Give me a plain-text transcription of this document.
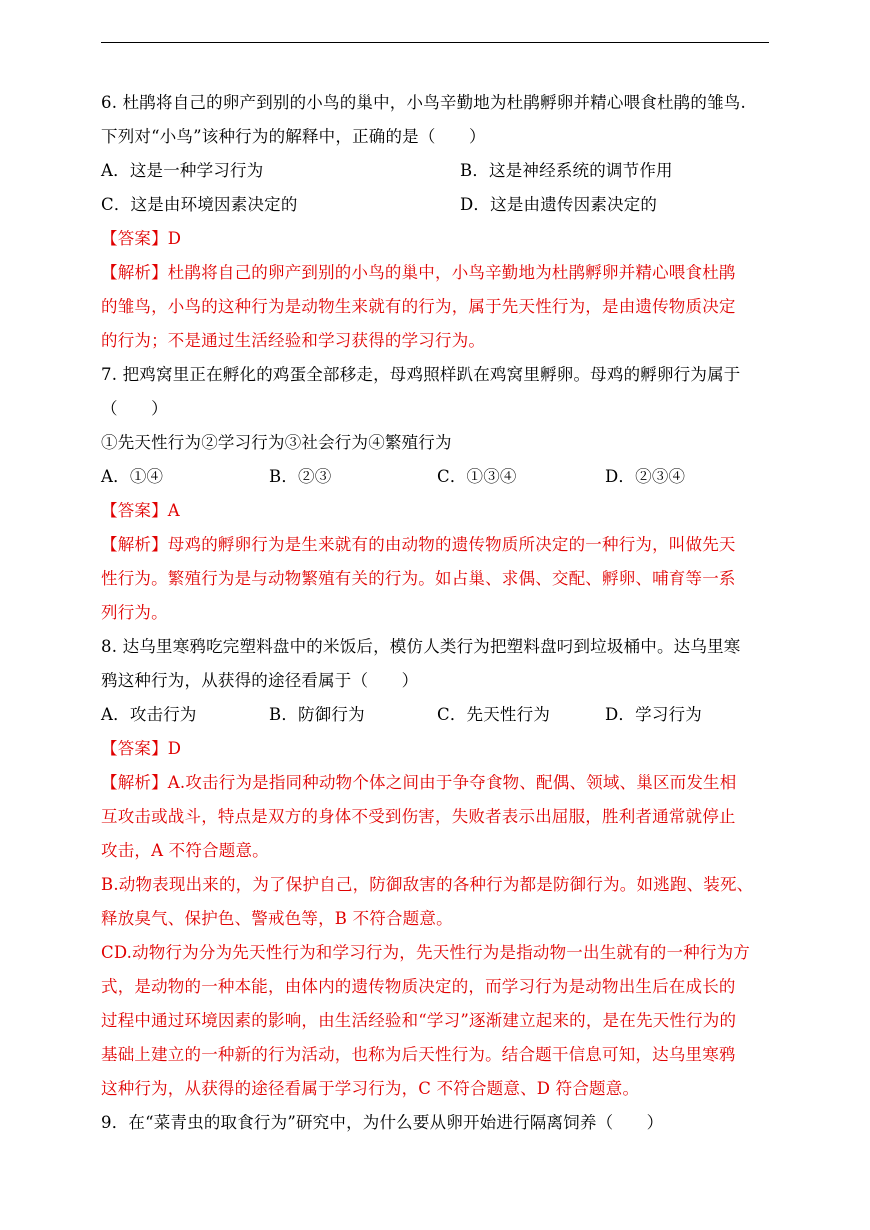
6. 杜鹃将自己的卵产到别的小鸟的巢中，小鸟辛勤地为杜鹃孵卵并精心喂食杜鹃的雏鸟.
下列对“小鸟”该种行为的解释中，正确的是（　　）
A．这是一种学习行为	B．这是神经系统的调节作用
C．这是由环境因素决定的	D．这是由遗传因素决定的
【答案】D
【解析】杜鹃将自己的卵产到别的小鸟的巢中，小鸟辛勤地为杜鹃孵卵并精心喂食杜鹃
的雏鸟，小鸟的这种行为是动物生来就有的行为，属于先天性行为，是由遗传物质决定
的行为；不是通过生活经验和学习获得的学习行为。
7. 把鸡窝里正在孵化的鸡蛋全部移走，母鸡照样趴在鸡窝里孵卵。母鸡的孵卵行为属于
（　　）
①先天性行为②学习行为③社会行为④繁殖行为
A．①④	B．②③	C．①③④	D．②③④
【答案】A
【解析】母鸡的孵卵行为是生来就有的由动物的遗传物质所决定的一种行为，叫做先天
性行为。繁殖行为是与动物繁殖有关的行为。如占巢、求偶、交配、孵卵、哺育等一系
列行为。
8. 达乌里寒鸦吃完塑料盘中的米饭后，模仿人类行为把塑料盘叼到垃圾桶中。达乌里寒
鸦这种行为，从获得的途径看属于（　　）
A．攻击行为	B．防御行为	C．先天性行为	D．学习行为
【答案】D
【解析】A.攻击行为是指同种动物个体之间由于争夺食物、配偶、领域、巢区而发生相
互攻击或战斗，特点是双方的身体不受到伤害，失败者表示出屈服，胜利者通常就停止
攻击，A 不符合题意。
B.动物表现出来的，为了保护自己，防御敌害的各种行为都是防御行为。如逃跑、装死、
释放臭气、保护色、警戒色等，B 不符合题意。
CD.动物行为分为先天性行为和学习行为，先天性行为是指动物一出生就有的一种行为方
式，是动物的一种本能，由体内的遗传物质决定的，而学习行为是动物出生后在成长的
过程中通过环境因素的影响，由生活经验和“学习”逐渐建立起来的，是在先天性行为的
基础上建立的一种新的行为活动，也称为后天性行为。结合题干信息可知，达乌里寒鸦
这种行为，从获得的途径看属于学习行为，C 不符合题意、D 符合题意。
9．在“菜青虫的取食行为”研究中，为什么要从卵开始进行隔离饲养（　　）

**TASK TO CARRY OUT**
Collect each line containing the string "不符合题意".

**TASK ANSWER**
攻击，A 不符合题意。
释放臭气、保护色、警戒色等，B 不符合题意。
这种行为，从获得的途径看属于学习行为，C 不符合题意、D 符合题意。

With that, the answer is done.